+++ Listing

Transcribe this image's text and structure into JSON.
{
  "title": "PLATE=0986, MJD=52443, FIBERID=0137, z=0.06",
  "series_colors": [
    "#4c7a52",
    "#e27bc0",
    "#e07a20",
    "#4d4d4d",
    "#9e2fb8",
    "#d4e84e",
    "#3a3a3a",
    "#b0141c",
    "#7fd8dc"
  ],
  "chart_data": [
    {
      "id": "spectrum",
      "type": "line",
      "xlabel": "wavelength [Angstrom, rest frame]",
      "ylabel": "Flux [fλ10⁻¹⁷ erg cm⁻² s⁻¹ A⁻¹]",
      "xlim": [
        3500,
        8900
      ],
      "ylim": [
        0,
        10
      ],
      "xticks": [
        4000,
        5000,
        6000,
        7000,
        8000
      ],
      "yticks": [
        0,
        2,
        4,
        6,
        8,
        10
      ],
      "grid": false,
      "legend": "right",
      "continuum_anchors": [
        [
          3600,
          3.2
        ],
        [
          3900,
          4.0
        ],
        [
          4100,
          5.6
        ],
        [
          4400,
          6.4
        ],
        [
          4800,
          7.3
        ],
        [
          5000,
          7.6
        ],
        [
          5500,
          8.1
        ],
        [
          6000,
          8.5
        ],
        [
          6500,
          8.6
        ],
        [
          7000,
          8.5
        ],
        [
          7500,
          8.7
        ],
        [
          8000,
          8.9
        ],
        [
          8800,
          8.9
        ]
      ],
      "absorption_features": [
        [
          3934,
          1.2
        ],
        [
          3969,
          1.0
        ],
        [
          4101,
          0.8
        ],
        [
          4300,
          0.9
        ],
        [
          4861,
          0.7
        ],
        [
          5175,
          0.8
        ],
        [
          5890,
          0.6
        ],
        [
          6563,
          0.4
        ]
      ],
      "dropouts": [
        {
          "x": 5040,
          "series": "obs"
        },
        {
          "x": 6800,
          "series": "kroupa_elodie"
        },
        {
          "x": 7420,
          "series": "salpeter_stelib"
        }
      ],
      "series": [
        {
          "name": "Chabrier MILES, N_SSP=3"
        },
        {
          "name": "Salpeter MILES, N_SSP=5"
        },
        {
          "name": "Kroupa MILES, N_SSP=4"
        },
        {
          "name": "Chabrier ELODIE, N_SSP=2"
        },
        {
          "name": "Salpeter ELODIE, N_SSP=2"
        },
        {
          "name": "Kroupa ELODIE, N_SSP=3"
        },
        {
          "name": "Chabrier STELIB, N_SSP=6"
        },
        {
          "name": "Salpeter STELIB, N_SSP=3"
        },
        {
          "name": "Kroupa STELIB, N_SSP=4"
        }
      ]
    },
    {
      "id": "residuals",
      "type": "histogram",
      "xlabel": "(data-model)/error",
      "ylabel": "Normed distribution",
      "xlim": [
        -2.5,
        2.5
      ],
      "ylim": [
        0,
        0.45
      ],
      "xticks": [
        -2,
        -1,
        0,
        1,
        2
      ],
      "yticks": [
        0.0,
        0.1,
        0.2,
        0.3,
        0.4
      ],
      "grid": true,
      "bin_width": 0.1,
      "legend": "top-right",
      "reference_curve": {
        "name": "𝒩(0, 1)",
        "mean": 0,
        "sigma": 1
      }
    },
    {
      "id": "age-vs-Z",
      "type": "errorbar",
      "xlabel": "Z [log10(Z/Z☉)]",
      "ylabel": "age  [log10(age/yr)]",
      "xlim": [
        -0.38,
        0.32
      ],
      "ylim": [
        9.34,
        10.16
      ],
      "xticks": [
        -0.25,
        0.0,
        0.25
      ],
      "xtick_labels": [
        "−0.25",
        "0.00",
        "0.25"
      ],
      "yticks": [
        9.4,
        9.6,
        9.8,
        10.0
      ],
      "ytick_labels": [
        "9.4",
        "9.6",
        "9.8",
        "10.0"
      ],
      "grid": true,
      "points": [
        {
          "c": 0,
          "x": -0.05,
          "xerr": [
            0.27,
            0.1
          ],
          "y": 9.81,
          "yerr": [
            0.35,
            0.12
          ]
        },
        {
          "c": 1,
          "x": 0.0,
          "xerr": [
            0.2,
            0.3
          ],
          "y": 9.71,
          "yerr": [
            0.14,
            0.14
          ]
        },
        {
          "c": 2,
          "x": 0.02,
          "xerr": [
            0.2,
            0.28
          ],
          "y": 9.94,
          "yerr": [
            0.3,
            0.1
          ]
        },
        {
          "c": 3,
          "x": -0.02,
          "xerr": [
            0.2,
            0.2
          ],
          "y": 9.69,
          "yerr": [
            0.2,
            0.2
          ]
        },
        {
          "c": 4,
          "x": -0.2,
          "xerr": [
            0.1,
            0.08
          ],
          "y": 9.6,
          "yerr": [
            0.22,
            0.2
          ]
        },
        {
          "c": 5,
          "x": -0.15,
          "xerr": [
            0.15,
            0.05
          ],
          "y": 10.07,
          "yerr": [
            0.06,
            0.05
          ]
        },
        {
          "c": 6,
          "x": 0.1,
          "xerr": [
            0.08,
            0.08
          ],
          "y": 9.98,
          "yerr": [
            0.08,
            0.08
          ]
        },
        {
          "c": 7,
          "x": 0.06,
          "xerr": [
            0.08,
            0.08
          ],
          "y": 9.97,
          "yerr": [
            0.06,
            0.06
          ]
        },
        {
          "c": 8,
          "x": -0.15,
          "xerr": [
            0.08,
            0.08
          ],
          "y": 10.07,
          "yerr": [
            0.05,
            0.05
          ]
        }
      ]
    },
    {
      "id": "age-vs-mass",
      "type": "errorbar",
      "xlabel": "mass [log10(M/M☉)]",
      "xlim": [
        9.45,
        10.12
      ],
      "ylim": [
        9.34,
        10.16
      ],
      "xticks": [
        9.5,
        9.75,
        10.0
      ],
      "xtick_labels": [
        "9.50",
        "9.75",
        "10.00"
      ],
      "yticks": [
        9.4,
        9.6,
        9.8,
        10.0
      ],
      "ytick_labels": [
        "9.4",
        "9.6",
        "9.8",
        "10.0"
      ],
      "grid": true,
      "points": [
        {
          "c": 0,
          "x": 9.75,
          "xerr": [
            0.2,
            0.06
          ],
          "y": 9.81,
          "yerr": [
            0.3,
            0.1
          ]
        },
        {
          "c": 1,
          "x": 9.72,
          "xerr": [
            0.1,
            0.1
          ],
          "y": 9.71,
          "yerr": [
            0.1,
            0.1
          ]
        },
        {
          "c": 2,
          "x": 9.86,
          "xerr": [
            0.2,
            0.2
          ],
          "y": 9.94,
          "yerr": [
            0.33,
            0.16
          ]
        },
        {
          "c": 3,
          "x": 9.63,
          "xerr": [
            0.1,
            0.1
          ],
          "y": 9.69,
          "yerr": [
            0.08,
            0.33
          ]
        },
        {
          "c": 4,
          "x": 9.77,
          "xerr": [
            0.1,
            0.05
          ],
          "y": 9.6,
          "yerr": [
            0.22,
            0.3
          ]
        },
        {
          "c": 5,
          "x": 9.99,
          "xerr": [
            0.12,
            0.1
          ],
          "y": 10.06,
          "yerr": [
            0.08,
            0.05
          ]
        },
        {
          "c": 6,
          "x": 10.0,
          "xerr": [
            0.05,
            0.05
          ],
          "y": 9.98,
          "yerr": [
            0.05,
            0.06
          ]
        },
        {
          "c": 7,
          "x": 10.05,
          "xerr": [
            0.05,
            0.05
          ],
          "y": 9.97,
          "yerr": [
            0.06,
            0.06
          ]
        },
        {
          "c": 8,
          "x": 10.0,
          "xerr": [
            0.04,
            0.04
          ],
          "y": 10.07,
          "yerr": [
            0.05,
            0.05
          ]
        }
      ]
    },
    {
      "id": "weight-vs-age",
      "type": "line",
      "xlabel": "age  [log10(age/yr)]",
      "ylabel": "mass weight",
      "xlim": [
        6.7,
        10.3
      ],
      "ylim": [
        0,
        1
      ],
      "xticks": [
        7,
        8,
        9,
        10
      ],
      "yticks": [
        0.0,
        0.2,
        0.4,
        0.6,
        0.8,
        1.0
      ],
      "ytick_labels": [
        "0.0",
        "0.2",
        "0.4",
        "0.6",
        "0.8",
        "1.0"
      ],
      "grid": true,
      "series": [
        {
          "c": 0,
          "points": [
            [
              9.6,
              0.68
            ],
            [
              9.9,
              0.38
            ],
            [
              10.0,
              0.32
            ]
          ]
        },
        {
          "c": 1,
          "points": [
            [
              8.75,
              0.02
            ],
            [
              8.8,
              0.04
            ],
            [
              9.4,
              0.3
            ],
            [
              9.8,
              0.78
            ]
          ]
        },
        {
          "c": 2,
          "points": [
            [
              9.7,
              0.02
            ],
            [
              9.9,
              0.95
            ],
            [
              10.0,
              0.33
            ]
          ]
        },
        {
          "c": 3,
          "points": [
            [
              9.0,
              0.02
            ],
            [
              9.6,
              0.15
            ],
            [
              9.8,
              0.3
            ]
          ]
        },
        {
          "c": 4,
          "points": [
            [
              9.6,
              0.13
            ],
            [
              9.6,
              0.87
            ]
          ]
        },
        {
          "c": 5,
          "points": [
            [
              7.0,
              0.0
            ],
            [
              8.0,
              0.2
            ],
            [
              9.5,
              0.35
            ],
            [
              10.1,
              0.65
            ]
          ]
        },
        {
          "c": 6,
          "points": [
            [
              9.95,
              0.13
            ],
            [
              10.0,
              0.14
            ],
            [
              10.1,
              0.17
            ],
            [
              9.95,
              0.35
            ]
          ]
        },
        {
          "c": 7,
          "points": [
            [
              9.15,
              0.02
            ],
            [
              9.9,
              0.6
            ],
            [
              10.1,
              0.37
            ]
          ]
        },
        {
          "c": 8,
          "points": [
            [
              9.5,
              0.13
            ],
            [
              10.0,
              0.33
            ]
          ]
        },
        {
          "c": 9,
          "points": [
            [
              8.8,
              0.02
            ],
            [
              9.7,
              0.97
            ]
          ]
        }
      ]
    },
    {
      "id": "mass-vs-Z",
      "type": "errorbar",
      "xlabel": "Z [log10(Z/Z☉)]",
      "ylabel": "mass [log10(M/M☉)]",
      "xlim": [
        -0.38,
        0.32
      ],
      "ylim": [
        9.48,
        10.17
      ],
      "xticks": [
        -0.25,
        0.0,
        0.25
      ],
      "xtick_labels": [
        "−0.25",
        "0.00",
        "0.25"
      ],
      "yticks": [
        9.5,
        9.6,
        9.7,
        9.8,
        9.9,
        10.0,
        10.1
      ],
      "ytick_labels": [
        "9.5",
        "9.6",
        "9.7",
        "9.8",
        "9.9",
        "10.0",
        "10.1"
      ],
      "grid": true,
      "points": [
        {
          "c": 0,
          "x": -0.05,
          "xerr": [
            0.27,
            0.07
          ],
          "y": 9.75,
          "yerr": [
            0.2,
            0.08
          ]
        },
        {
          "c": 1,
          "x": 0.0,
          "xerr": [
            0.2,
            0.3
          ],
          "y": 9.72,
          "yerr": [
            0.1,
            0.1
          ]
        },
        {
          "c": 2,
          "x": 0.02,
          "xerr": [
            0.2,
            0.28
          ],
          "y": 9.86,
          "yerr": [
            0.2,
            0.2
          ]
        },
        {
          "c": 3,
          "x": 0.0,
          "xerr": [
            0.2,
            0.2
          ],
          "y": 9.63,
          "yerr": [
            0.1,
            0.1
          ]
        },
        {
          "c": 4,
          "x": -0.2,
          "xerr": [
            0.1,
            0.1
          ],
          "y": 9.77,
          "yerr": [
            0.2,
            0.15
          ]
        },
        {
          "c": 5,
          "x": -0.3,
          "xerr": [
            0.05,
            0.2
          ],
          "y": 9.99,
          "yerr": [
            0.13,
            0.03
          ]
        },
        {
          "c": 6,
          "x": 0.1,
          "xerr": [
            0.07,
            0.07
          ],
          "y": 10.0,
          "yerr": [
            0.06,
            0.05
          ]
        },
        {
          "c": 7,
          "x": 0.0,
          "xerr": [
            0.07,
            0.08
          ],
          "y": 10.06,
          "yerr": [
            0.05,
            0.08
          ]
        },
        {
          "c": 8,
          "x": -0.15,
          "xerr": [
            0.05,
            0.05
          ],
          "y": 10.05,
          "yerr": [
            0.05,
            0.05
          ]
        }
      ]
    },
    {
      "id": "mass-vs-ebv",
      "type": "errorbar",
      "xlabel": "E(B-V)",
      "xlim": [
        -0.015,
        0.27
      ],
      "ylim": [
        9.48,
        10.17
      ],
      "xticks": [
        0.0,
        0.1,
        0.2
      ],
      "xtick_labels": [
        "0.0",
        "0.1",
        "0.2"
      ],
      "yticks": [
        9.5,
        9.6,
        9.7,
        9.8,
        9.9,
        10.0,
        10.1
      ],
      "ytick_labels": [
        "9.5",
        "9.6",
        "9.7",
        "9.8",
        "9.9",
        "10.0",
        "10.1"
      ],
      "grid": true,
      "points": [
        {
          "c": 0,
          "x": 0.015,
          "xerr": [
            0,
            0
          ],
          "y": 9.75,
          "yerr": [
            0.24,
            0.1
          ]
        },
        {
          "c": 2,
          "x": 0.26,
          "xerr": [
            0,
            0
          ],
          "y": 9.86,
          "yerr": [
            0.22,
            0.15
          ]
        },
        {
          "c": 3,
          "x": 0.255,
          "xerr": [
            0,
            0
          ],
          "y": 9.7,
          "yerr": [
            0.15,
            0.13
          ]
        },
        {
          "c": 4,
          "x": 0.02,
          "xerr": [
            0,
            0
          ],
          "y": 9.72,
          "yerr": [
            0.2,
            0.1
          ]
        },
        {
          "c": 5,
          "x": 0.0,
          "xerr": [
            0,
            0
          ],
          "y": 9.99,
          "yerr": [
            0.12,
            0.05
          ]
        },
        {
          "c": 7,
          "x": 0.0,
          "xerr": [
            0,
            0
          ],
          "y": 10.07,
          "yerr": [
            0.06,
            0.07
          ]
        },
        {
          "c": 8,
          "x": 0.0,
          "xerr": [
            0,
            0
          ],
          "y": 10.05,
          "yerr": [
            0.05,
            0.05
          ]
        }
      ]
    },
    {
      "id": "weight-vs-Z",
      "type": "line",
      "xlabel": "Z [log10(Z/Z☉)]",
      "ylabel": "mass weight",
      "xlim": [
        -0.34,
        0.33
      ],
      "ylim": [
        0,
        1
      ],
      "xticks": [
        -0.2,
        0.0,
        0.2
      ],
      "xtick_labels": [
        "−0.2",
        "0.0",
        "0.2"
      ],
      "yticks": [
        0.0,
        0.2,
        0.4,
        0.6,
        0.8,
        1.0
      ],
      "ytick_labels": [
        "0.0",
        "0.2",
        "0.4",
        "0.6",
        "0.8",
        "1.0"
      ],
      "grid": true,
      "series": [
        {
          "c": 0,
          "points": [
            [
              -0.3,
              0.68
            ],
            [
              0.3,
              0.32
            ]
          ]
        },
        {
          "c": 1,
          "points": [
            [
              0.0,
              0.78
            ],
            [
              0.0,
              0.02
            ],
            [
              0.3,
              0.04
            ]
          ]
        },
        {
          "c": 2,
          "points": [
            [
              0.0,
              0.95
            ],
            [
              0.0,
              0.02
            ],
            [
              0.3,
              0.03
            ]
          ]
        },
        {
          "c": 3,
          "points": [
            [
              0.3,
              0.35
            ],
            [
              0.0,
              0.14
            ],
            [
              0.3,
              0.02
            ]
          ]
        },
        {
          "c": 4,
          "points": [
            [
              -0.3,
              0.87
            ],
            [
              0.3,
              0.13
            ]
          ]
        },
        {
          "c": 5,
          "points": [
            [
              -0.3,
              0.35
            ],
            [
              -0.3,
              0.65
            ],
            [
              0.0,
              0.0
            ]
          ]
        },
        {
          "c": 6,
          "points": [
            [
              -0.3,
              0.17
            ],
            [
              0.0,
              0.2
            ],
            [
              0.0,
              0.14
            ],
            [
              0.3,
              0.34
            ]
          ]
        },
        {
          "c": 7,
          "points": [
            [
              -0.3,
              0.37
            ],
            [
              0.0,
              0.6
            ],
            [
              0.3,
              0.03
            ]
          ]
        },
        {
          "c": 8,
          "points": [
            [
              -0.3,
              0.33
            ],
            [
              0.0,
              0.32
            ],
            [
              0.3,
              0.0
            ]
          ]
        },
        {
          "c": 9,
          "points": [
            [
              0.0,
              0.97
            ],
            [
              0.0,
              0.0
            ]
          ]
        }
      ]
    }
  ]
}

++++++

**Set problem:**
Count every line in the listing above that holds "xlabel", then report only the count.

**Completed exercise:**
8